● WORK INSTRUCTIONS
Can you render the entries as a Markdown table with the columns "Row" and "Line", starting with the first entry and going on through the line that contains "- q5-item-2: ②不仅在于其用流行音乐包装了古典诗词: [47, 381, 324, 399]", leaving out blank lines?

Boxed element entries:
* * *
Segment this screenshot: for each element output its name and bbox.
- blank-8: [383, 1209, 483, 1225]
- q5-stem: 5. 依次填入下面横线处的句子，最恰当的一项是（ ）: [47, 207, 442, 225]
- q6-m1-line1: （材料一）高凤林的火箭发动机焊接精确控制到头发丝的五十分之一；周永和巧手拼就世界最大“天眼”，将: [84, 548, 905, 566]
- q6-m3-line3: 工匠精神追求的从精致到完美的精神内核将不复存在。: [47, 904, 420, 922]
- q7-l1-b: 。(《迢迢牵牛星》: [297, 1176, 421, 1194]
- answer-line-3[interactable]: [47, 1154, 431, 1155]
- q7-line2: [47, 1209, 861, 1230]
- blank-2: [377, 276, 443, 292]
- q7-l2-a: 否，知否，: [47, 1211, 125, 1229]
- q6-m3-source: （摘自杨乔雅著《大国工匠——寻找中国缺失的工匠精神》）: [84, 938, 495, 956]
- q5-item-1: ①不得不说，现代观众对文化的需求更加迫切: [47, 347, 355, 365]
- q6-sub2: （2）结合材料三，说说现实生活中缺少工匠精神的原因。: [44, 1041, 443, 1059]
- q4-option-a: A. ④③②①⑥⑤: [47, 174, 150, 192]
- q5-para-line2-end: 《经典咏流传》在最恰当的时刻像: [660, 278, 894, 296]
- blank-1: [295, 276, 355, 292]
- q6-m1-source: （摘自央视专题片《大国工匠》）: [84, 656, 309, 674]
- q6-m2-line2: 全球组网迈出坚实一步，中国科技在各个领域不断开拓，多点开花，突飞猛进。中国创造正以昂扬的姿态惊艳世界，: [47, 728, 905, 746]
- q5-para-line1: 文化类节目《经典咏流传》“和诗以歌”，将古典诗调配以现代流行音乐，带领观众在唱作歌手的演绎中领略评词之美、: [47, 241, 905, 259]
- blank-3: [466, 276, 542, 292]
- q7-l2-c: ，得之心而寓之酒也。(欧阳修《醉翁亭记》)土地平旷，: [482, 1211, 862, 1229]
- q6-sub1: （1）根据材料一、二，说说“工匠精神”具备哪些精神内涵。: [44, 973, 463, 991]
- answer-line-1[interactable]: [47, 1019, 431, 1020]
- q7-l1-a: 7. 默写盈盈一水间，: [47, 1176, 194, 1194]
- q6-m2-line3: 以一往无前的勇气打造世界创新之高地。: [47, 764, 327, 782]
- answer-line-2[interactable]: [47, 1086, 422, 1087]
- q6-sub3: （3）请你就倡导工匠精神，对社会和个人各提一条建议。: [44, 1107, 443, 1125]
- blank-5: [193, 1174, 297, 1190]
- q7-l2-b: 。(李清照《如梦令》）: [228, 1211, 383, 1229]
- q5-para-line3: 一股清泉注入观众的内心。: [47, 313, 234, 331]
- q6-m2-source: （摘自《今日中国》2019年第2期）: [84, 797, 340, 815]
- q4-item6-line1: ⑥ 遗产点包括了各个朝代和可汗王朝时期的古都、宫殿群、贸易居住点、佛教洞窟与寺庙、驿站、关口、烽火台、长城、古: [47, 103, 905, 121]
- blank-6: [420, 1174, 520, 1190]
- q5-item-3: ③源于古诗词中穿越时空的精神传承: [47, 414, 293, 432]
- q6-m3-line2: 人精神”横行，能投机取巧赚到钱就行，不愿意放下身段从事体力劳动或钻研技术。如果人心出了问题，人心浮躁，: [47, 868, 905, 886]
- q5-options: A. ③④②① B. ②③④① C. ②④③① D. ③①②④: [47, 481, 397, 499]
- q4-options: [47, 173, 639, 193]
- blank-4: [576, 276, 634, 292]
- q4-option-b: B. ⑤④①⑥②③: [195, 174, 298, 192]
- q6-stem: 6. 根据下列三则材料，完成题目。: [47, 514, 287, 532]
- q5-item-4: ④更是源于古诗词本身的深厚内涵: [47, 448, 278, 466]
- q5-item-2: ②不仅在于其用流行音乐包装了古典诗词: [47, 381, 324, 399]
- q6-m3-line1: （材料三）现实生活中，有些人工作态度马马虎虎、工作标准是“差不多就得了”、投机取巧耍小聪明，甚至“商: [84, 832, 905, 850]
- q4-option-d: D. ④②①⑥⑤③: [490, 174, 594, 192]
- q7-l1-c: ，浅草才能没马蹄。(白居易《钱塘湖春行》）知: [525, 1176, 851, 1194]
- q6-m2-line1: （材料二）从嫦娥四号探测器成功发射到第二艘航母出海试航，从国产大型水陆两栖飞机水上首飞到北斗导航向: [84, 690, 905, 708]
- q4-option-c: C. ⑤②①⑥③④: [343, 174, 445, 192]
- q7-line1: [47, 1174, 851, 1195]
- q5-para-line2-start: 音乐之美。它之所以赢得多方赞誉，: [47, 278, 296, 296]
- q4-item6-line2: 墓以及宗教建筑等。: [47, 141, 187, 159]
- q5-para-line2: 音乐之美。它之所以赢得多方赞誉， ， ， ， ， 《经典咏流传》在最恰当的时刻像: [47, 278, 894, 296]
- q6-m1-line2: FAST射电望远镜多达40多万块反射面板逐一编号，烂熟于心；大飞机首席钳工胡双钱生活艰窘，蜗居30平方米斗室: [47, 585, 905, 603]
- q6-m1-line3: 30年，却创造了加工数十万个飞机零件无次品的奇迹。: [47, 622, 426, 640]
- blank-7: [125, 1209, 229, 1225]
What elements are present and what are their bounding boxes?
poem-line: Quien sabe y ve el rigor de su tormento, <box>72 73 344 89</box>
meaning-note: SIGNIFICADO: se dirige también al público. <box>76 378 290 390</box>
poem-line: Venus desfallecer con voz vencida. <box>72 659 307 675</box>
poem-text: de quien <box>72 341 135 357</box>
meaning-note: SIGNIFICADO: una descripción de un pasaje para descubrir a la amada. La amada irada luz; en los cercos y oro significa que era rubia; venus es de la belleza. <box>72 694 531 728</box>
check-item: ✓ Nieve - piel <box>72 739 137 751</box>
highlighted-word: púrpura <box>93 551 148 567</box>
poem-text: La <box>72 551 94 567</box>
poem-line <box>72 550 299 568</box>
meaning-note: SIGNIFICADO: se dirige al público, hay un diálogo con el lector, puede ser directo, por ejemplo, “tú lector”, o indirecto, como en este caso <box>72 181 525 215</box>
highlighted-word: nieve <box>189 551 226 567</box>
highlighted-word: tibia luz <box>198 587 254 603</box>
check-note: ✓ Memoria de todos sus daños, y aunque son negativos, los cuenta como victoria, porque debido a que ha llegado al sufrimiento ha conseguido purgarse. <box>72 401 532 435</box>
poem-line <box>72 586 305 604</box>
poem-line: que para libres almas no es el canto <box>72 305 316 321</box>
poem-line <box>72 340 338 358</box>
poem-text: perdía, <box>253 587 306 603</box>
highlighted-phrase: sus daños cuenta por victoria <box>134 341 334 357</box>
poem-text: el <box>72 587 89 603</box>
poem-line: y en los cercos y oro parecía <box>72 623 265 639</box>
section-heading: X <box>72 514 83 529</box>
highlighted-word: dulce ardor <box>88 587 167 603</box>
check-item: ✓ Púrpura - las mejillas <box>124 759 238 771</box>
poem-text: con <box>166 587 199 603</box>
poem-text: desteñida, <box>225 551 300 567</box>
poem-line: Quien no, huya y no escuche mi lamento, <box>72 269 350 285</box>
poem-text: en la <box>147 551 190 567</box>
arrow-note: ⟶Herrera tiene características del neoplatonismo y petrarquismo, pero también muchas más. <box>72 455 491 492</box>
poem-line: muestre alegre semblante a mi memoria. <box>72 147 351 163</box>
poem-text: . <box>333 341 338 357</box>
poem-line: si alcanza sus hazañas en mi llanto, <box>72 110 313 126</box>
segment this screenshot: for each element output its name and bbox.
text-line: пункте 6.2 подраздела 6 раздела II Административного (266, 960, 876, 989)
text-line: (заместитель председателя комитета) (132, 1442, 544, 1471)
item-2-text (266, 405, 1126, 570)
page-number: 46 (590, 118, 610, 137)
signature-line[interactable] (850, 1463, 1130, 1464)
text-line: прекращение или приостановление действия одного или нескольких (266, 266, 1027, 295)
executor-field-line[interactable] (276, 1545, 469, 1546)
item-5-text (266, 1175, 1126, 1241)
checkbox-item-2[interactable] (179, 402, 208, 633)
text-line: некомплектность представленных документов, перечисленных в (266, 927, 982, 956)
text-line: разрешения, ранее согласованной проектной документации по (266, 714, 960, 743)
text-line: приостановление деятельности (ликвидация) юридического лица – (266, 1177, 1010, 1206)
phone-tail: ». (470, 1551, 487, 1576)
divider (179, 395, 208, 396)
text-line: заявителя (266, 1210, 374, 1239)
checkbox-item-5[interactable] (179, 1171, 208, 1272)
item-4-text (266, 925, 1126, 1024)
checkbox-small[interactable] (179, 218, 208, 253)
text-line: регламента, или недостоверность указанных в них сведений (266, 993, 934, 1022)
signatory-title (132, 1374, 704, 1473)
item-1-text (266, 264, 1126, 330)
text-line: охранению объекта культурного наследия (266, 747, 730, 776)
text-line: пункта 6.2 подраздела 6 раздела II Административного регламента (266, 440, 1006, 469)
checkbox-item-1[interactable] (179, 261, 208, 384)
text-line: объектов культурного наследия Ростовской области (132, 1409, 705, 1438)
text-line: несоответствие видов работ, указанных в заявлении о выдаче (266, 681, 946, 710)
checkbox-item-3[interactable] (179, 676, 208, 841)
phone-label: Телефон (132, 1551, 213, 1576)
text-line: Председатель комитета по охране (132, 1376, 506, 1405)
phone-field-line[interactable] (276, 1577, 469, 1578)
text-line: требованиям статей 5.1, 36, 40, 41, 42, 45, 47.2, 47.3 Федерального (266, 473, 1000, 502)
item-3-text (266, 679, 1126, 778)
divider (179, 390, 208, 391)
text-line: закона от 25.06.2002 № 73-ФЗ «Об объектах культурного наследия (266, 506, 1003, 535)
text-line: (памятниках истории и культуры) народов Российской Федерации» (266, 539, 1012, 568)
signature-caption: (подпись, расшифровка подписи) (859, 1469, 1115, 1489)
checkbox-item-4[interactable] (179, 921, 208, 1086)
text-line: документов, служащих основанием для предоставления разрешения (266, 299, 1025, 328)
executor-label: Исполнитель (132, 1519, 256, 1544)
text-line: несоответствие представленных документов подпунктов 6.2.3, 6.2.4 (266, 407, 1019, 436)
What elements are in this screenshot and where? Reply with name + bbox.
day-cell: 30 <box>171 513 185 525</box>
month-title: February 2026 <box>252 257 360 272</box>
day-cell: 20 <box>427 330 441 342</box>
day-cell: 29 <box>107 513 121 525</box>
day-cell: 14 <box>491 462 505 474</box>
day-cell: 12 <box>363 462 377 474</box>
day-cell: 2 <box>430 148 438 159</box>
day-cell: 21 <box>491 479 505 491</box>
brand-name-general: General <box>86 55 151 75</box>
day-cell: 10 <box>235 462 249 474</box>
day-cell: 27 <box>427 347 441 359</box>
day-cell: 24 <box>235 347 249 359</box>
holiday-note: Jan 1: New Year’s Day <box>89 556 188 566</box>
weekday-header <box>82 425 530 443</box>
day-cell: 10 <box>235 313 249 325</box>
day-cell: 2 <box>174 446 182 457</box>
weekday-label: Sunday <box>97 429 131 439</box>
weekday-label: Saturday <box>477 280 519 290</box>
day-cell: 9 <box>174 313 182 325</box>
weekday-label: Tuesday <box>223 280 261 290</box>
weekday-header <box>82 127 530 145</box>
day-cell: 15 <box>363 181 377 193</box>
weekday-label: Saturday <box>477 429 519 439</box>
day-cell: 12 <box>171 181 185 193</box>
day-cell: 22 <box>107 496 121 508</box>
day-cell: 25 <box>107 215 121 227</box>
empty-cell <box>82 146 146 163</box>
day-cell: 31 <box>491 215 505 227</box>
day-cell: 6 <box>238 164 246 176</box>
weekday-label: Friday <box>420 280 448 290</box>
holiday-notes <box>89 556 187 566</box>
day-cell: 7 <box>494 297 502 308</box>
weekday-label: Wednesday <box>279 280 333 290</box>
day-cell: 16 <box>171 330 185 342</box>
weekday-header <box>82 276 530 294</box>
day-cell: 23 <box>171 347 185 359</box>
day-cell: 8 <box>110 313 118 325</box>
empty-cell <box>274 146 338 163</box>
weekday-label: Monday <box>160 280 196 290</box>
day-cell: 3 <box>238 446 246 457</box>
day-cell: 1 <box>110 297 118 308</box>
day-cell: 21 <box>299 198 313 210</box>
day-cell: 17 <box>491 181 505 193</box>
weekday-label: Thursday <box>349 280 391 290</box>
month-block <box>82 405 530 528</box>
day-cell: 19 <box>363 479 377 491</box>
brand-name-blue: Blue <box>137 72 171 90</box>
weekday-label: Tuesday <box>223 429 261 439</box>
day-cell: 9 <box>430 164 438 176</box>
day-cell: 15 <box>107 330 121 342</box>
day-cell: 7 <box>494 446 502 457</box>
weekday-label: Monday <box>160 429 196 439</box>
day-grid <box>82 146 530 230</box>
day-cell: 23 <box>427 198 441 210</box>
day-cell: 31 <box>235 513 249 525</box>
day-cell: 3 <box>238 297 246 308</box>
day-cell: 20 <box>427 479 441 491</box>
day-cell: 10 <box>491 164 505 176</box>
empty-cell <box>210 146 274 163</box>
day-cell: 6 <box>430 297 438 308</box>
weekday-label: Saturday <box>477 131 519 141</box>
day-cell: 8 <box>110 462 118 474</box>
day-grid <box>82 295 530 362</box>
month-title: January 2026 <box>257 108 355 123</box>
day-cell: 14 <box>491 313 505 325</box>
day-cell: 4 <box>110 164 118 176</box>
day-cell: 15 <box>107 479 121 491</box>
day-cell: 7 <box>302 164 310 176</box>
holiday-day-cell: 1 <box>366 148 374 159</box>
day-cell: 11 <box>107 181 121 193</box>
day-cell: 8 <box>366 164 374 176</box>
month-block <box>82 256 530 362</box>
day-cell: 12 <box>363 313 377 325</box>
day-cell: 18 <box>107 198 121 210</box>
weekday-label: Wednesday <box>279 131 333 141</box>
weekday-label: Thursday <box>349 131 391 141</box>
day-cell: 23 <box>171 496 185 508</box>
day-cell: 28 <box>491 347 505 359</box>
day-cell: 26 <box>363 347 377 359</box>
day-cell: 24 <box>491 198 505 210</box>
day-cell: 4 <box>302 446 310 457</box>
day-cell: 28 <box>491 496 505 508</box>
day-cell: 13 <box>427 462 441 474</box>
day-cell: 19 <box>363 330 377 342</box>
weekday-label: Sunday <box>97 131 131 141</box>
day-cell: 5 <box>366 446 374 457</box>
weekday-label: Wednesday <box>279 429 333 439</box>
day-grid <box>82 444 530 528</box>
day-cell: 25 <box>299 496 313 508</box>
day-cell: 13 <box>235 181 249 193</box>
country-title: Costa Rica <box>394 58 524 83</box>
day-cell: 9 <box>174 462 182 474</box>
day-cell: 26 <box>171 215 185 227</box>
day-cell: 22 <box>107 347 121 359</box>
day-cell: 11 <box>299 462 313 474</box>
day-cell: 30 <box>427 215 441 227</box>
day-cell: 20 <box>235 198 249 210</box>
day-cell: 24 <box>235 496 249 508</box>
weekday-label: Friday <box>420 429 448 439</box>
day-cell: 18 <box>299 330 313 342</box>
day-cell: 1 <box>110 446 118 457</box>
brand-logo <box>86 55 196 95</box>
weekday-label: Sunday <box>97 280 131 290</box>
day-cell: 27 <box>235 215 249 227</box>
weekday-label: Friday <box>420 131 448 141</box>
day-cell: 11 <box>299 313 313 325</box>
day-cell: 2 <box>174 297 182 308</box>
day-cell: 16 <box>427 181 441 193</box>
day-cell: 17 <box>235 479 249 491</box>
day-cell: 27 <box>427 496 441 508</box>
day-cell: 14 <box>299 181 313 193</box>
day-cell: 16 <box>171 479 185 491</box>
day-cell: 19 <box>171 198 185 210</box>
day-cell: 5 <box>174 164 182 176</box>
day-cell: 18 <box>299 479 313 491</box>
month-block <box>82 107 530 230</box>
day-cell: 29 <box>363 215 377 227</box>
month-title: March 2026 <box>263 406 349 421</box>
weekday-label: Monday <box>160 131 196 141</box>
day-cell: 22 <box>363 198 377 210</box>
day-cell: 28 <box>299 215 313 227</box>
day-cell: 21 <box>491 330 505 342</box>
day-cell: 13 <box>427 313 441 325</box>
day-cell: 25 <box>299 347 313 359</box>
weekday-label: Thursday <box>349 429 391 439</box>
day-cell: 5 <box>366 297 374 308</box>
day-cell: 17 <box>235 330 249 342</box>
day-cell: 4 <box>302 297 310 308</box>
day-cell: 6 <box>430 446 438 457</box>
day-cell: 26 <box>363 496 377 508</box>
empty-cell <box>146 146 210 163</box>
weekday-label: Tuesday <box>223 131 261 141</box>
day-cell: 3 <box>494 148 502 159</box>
* * *
● SOLUTION
| Row | Line |
|---|---|
| 1 | Segment this screenshot: for each element output its name and bbox. |
| 2 | - blank-8: [383, 1209, 483, 1225] |
| 3 | - q5-stem: 5. 依次填入下面横线处的句子，最恰当的一项是（ ）: [47, 207, 442, 225] |
| 4 | - q6-m1-line1: （材料一）高凤林的火箭发动机焊接精确控制到头发丝的五十分之一；周永和巧手拼就世界最大“天眼”，将: [84, 548, 905, 566] |
| 5 | - q6-m3-line3: 工匠精神追求的从精致到完美的精神内核将不复存在。: [47, 904, 420, 922] |
| 6 | - q7-l1-b: 。(《迢迢牵牛星》: [297, 1176, 421, 1194] |
| 7 | - answer-line-3[interactable]: [47, 1154, 431, 1155] |
| 8 | - q7-line2: [47, 1209, 861, 1230] |
| 9 | - blank-2: [377, 276, 443, 292] |
| 10 | - q7-l2-a: 否，知否，: [47, 1211, 125, 1229] |
| 11 | - q6-m3-source: （摘自杨乔雅著《大国工匠——寻找中国缺失的工匠精神》）: [84, 938, 495, 956] |
| 12 | - q5-item-1: ①不得不说，现代观众对文化的需求更加迫切: [47, 347, 355, 365] |
| 13 | - q6-sub2: （2）结合材料三，说说现实生活中缺少工匠精神的原因。: [44, 1041, 443, 1059] |
| 14 | - q4-option-a: A. ④③②①⑥⑤: [47, 174, 150, 192] |
| 15 | - q5-para-line2-end: 《经典咏流传》在最恰当的时刻像: [660, 278, 894, 296] |
| 16 | - blank-1: [295, 276, 355, 292] |
| 17 | - q6-m1-source: （摘自央视专题片《大国工匠》）: [84, 656, 309, 674] |
| 18 | - q6-m2-line2: 全球组网迈出坚实一步，中国科技在各个领域不断开拓，多点开花，突飞猛进。中国创造正以昂扬的姿态惊艳世界，: [47, 728, 905, 746] |
| 19 | - q5-para-line1: 文化类节目《经典咏流传》“和诗以歌”，将古典诗调配以现代流行音乐，带领观众在唱作歌手的演绎中领略评词之美、: [47, 241, 905, 259] |
| 20 | - blank-3: [466, 276, 542, 292] |
| 21 | - q7-l2-c: ，得之心而寓之酒也。(欧阳修《醉翁亭记》)土地平旷，: [482, 1211, 862, 1229] |
| 22 | - q6-sub1: （1）根据材料一、二，说说“工匠精神”具备哪些精神内涵。: [44, 973, 463, 991] |
| 23 | - answer-line-1[interactable]: [47, 1019, 431, 1020] |
| 24 | - q7-l1-a: 7. 默写盈盈一水间，: [47, 1176, 194, 1194] |
| 25 | - q6-m2-line3: 以一往无前的勇气打造世界创新之高地。: [47, 764, 327, 782] |
| 26 | - answer-line-2[interactable]: [47, 1086, 422, 1087] |
| 27 | - q6-sub3: （3）请你就倡导工匠精神，对社会和个人各提一条建议。: [44, 1107, 443, 1125] |
| 28 | - blank-5: [193, 1174, 297, 1190] |
| 29 | - q7-l2-b: 。(李清照《如梦令》）: [228, 1211, 383, 1229] |
| 30 | - q5-para-line3: 一股清泉注入观众的内心。: [47, 313, 234, 331] |
| 31 | - q6-m2-source: （摘自《今日中国》2019年第2期）: [84, 797, 340, 815] |
| 32 | - q4-item6-line1: ⑥ 遗产点包括了各个朝代和可汗王朝时期的古都、宫殿群、贸易居住点、佛教洞窟与寺庙、驿站、关口、烽火台、长城、古: [47, 103, 905, 121] |
| 33 | - blank-6: [420, 1174, 520, 1190] |
| 34 | - q5-item-3: ③源于古诗词中穿越时空的精神传承: [47, 414, 293, 432] |
| 35 | - q6-m3-line2: 人精神”横行，能投机取巧赚到钱就行，不愿意放下身段从事体力劳动或钻研技术。如果人心出了问题，人心浮躁，: [47, 868, 905, 886] |
| 36 | - q5-options: A. ③④②① B. ②③④① C. ②④③① D. ③①②④: [47, 481, 397, 499] |
| 37 | - q4-options: [47, 173, 639, 193] |
| 38 | - blank-4: [576, 276, 634, 292] |
| 39 | - q4-option-b: B. ⑤④①⑥②③: [195, 174, 298, 192] |
| 40 | - q6-stem: 6. 根据下列三则材料，完成题目。: [47, 514, 287, 532] |
| 41 | - q5-item-4: ④更是源于古诗词本身的深厚内涵: [47, 448, 278, 466] |
| 42 | - q5-item-2: ②不仅在于其用流行音乐包装了古典诗词: [47, 381, 324, 399] |